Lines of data

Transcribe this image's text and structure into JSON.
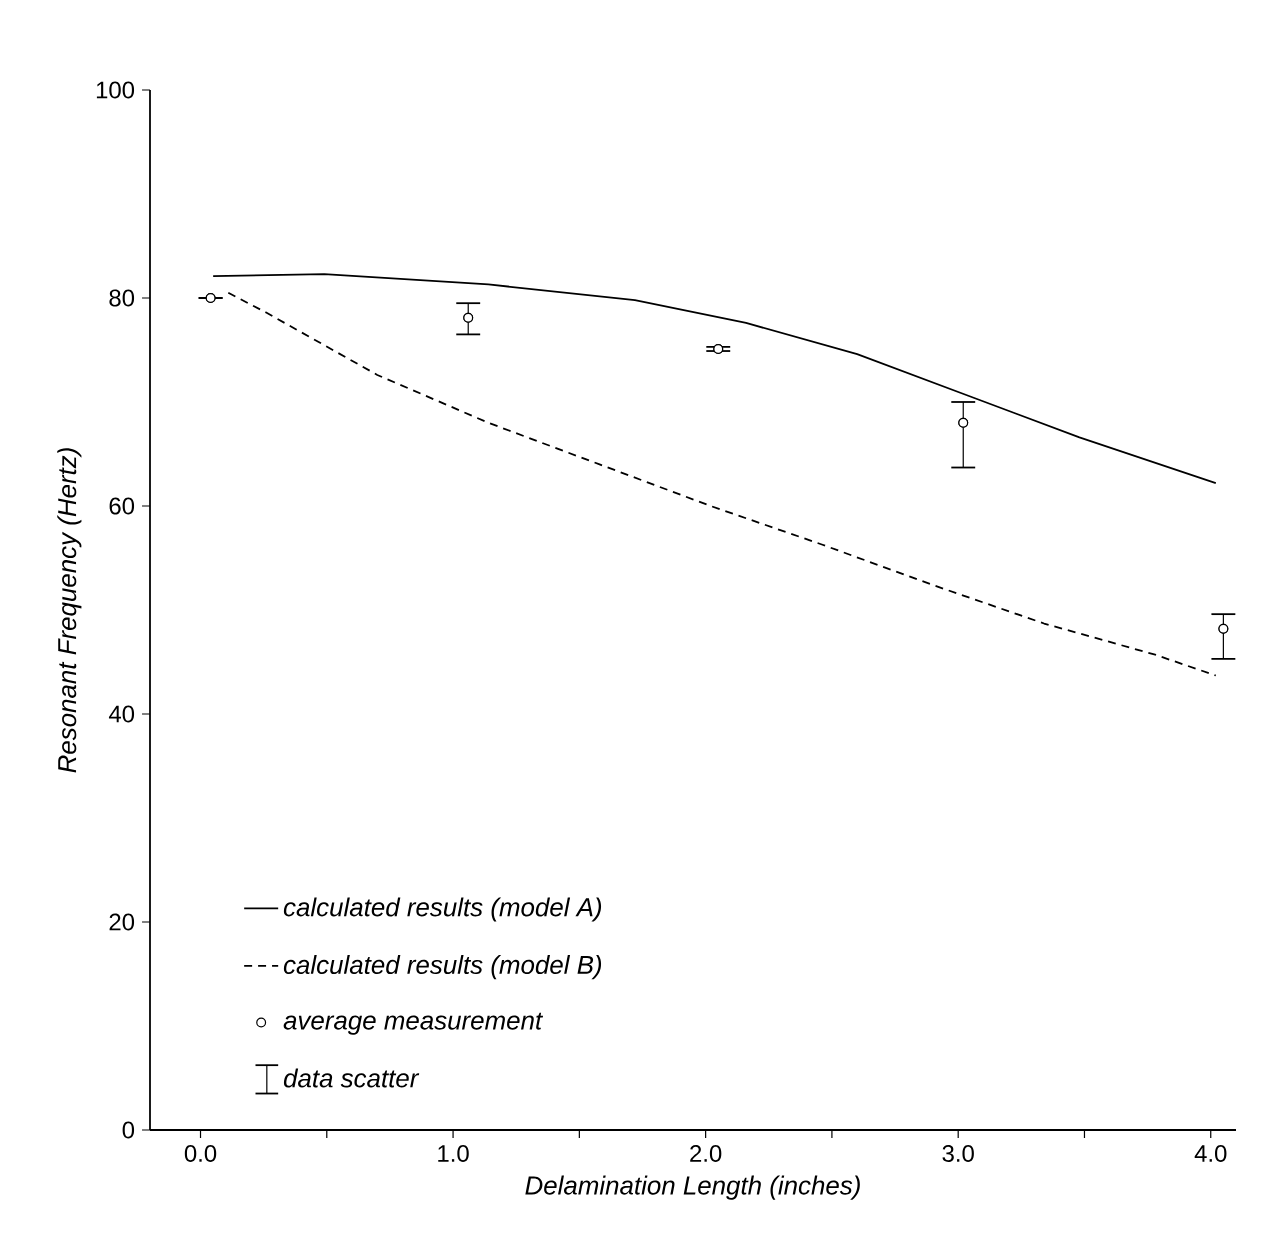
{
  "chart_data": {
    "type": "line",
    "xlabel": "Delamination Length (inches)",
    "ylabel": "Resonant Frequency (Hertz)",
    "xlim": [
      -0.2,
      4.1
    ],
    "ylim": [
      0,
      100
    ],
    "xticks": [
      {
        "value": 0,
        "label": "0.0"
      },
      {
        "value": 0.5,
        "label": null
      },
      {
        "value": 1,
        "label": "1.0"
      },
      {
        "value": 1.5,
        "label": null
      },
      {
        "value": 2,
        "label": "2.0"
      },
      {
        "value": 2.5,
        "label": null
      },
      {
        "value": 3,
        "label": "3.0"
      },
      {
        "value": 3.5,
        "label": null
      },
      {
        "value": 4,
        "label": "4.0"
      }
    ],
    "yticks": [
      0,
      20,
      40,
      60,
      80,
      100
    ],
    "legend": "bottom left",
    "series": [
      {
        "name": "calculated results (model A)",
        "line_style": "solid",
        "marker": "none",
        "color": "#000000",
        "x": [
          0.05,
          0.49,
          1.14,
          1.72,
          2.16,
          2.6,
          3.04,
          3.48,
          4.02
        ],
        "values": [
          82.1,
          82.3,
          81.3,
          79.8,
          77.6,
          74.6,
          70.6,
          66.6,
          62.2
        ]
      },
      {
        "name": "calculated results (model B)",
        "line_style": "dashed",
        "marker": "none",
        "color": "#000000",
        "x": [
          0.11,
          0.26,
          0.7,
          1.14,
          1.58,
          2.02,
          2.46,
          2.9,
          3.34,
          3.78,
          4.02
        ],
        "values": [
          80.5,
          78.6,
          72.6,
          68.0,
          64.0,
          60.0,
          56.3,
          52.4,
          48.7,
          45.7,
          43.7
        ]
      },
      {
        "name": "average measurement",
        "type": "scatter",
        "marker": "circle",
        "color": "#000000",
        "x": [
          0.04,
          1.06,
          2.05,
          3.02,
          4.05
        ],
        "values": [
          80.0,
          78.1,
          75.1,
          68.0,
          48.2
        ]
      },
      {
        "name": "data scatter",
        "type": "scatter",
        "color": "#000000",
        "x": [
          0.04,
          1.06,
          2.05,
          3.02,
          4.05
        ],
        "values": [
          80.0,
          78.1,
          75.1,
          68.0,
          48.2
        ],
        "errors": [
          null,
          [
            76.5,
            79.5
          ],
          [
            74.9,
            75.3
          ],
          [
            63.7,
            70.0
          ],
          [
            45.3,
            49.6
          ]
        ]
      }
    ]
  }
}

...

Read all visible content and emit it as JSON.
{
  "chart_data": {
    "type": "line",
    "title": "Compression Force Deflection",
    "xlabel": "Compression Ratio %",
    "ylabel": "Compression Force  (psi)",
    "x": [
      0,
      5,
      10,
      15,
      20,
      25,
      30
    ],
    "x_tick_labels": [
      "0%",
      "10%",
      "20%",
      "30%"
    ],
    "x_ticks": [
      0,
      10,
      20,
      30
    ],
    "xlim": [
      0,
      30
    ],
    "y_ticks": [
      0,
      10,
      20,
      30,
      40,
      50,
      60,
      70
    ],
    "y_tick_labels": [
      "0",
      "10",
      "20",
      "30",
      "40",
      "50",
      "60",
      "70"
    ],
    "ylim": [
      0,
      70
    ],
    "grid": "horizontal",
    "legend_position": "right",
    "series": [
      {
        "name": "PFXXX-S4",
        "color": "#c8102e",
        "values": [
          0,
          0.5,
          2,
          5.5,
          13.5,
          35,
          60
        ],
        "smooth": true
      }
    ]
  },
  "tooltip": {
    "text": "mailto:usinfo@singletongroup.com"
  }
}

* * *

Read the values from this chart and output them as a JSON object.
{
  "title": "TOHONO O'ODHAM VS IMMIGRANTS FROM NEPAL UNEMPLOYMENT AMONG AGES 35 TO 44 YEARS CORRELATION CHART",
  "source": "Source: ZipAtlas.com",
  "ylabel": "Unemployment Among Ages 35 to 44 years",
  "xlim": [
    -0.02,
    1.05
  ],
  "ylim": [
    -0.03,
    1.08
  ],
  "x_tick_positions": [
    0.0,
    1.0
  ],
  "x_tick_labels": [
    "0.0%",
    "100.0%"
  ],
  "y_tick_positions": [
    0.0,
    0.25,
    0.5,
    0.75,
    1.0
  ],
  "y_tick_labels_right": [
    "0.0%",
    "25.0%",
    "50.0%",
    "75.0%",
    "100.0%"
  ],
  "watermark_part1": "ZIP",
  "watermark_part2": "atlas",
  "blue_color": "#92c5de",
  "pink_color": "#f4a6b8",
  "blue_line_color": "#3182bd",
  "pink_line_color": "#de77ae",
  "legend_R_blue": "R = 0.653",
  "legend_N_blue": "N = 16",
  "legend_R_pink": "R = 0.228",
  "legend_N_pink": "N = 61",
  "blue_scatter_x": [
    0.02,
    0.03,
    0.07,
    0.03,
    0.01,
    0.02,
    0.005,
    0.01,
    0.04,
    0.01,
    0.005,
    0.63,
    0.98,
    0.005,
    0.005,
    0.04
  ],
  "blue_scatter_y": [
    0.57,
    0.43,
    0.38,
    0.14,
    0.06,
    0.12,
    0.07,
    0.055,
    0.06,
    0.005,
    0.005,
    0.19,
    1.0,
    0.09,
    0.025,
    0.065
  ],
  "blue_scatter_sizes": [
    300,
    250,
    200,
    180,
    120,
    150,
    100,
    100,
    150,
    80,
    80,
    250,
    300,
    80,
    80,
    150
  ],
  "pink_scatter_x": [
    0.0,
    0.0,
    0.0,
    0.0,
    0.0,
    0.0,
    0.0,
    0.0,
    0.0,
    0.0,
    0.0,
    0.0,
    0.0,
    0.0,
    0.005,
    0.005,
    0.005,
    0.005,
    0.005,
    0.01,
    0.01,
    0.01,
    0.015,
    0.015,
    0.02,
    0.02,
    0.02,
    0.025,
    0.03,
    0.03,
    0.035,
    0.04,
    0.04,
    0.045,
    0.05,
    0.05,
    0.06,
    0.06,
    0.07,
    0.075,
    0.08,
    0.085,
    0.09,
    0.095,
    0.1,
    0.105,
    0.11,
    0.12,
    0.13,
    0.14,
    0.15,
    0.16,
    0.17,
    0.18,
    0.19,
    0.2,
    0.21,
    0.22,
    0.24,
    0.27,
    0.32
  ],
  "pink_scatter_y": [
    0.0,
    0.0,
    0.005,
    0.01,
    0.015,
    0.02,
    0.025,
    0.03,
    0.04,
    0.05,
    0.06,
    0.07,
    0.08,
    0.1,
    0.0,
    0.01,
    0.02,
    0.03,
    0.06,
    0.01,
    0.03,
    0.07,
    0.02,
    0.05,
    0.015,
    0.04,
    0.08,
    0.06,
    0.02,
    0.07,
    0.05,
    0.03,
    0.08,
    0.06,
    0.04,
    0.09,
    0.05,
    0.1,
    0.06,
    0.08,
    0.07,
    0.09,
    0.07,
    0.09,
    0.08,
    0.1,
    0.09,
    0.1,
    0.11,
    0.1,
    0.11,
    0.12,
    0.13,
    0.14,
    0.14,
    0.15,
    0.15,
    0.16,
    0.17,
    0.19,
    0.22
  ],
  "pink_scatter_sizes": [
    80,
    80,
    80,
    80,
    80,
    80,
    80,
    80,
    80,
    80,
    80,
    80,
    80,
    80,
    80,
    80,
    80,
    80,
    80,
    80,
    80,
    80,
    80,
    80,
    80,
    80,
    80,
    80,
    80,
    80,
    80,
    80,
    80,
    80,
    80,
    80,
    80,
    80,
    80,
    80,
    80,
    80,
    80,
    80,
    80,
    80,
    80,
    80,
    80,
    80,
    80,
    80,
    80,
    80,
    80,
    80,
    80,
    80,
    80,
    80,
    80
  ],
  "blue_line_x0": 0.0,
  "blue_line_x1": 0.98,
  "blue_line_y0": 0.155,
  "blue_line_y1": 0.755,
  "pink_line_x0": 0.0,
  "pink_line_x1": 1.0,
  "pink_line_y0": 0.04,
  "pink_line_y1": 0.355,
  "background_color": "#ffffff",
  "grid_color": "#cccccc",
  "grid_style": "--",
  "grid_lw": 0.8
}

Exercise goal
Using the listing, collect all lines in which the string "ylabel" is found.

Response for this exercise
    "ylabel": "Resonant Frequency (Hertz)",
    "ylabel": "Compression Force  (psi)",
  "ylabel": "Unemployment Among Ages 35 to 44 years",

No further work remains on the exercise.